▶ [DATA EXTRACT]:
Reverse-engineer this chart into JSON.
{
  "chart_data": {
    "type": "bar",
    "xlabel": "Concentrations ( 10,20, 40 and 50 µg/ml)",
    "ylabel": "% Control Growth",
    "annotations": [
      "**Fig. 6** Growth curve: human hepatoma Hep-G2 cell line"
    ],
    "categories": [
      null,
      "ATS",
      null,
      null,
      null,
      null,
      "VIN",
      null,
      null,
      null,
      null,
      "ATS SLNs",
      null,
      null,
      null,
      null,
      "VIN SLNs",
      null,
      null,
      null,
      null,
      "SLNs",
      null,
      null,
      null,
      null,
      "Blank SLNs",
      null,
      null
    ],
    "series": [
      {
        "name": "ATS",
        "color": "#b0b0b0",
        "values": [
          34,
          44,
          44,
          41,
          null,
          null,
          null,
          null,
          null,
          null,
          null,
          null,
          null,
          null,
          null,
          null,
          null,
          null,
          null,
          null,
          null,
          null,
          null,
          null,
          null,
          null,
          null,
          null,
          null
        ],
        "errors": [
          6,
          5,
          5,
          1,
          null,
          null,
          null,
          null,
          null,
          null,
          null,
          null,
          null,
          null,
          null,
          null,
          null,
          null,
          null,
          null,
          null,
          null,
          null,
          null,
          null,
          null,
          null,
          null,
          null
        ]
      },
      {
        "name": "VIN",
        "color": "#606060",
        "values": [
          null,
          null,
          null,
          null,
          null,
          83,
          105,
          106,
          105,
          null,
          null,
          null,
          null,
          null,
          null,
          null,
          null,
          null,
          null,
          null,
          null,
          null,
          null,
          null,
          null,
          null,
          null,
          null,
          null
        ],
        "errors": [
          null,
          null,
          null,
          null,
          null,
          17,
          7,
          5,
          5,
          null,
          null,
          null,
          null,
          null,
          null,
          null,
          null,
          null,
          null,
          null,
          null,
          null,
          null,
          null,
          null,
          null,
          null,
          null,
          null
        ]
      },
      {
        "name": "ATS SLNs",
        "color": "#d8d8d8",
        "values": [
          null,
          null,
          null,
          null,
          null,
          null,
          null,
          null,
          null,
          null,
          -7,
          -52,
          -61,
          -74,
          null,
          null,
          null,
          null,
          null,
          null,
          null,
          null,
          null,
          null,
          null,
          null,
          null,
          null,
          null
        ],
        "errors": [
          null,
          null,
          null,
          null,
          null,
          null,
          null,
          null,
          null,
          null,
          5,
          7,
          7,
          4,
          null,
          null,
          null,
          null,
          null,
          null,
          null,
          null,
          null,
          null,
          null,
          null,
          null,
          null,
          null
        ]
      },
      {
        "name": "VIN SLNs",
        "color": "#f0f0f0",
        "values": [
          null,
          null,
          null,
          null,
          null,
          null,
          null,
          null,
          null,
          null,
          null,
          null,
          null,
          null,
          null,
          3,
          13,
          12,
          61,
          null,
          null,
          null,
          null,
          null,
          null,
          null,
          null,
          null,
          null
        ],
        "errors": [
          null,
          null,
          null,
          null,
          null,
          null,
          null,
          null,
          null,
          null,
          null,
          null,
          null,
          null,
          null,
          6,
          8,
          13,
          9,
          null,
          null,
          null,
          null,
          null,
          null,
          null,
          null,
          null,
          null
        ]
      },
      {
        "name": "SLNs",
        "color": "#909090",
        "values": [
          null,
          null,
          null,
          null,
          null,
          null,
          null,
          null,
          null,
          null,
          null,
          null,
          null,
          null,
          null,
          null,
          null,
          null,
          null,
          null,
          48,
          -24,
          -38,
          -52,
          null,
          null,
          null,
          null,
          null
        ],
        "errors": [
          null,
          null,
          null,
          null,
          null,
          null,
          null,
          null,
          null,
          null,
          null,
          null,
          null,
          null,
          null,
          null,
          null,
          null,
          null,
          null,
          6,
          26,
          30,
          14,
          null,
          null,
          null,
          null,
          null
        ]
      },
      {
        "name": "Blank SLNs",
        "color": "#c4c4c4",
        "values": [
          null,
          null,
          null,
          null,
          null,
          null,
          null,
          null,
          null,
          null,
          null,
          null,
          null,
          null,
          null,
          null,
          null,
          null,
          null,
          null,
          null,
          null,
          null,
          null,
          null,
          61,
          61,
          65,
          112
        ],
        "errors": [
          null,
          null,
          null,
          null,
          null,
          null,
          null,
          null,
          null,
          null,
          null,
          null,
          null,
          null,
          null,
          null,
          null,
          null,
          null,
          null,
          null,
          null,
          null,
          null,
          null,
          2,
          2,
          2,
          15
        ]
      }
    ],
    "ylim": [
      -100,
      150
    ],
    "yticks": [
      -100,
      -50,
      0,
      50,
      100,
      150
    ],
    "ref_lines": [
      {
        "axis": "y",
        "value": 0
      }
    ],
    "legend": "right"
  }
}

▶ [CHALLENGE]: Copy out each line above, character for character.

▶ [ANSWER TO THE PROBLEM]:
Reverse-engineer this chart into JSON.
{
  "chart_data": {
    "type": "bar",
    "xlabel": "Concentrations ( 10,20, 40 and 50 µg/ml)",
    "ylabel": "% Control Growth",
    "annotations": [
      "**Fig. 6** Growth curve: human hepatoma Hep-G2 cell line"
    ],
    "categories": [
      null,
      "ATS",
      null,
      null,
      null,
      null,
      "VIN",
      null,
      null,
      null,
      null,
      "ATS SLNs",
      null,
      null,
      null,
      null,
      "VIN SLNs",
      null,
      null,
      null,
      null,
      "SLNs",
      null,
      null,
      null,
      null,
      "Blank SLNs",
      null,
      null
    ],
    "series": [
      {
        "name": "ATS",
        "color": "#b0b0b0",
        "values": [
          34,
          44,
          44,
          41,
          null,
          null,
          null,
          null,
          null,
          null,
          null,
          null,
          null,
          null,
          null,
          null,
          null,
          null,
          null,
          null,
          null,
          null,
          null,
          null,
          null,
          null,
          null,
          null,
          null
        ],
        "errors": [
          6,
          5,
          5,
          1,
          null,
          null,
          null,
          null,
          null,
          null,
          null,
          null,
          null,
          null,
          null,
          null,
          null,
          null,
          null,
          null,
          null,
          null,
          null,
          null,
          null,
          null,
          null,
          null,
          null
        ]
      },
      {
        "name": "VIN",
        "color": "#606060",
        "values": [
          null,
          null,
          null,
          null,
          null,
          83,
          105,
          106,
          105,
          null,
          null,
          null,
          null,
          null,
          null,
          null,
          null,
          null,
          null,
          null,
          null,
          null,
          null,
          null,
          null,
          null,
          null,
          null,
          null
        ],
        "errors": [
          null,
          null,
          null,
          null,
          null,
          17,
          7,
          5,
          5,
          null,
          null,
          null,
          null,
          null,
          null,
          null,
          null,
          null,
          null,
          null,
          null,
          null,
          null,
          null,
          null,
          null,
          null,
          null,
          null
        ]
      },
      {
        "name": "ATS SLNs",
        "color": "#d8d8d8",
        "values": [
          null,
          null,
          null,
          null,
          null,
          null,
          null,
          null,
          null,
          null,
          -7,
          -52,
          -61,
          -74,
          null,
          null,
          null,
          null,
          null,
          null,
          null,
          null,
          null,
          null,
          null,
          null,
          null,
          null,
          null
        ],
        "errors": [
          null,
          null,
          null,
          null,
          null,
          null,
          null,
          null,
          null,
          null,
          5,
          7,
          7,
          4,
          null,
          null,
          null,
          null,
          null,
          null,
          null,
          null,
          null,
          null,
          null,
          null,
          null,
          null,
          null
        ]
      },
      {
        "name": "VIN SLNs",
        "color": "#f0f0f0",
        "values": [
          null,
          null,
          null,
          null,
          null,
          null,
          null,
          null,
          null,
          null,
          null,
          null,
          null,
          null,
          null,
          3,
          13,
          12,
          61,
          null,
          null,
          null,
          null,
          null,
          null,
          null,
          null,
          null,
          null
        ],
        "errors": [
          null,
          null,
          null,
          null,
          null,
          null,
          null,
          null,
          null,
          null,
          null,
          null,
          null,
          null,
          null,
          6,
          8,
          13,
          9,
          null,
          null,
          null,
          null,
          null,
          null,
          null,
          null,
          null,
          null
        ]
      },
      {
        "name": "SLNs",
        "color": "#909090",
        "values": [
          null,
          null,
          null,
          null,
          null,
          null,
          null,
          null,
          null,
          null,
          null,
          null,
          null,
          null,
          null,
          null,
          null,
          null,
          null,
          null,
          48,
          -24,
          -38,
          -52,
          null,
          null,
          null,
          null,
          null
        ],
        "errors": [
          null,
          null,
          null,
          null,
          null,
          null,
          null,
          null,
          null,
          null,
          null,
          null,
          null,
          null,
          null,
          null,
          null,
          null,
          null,
          null,
          6,
          26,
          30,
          14,
          null,
          null,
          null,
          null,
          null
        ]
      },
      {
        "name": "Blank SLNs",
        "color": "#c4c4c4",
        "values": [
          null,
          null,
          null,
          null,
          null,
          null,
          null,
          null,
          null,
          null,
          null,
          null,
          null,
          null,
          null,
          null,
          null,
          null,
          null,
          null,
          null,
          null,
          null,
          null,
          null,
          61,
          61,
          65,
          112
        ],
        "errors": [
          null,
          null,
          null,
          null,
          null,
          null,
          null,
          null,
          null,
          null,
          null,
          null,
          null,
          null,
          null,
          null,
          null,
          null,
          null,
          null,
          null,
          null,
          null,
          null,
          null,
          2,
          2,
          2,
          15
        ]
      }
    ],
    "ylim": [
      -100,
      150
    ],
    "yticks": [
      -100,
      -50,
      0,
      50,
      100,
      150
    ],
    "ref_lines": [
      {
        "axis": "y",
        "value": 0
      }
    ],
    "legend": "right"
  }
}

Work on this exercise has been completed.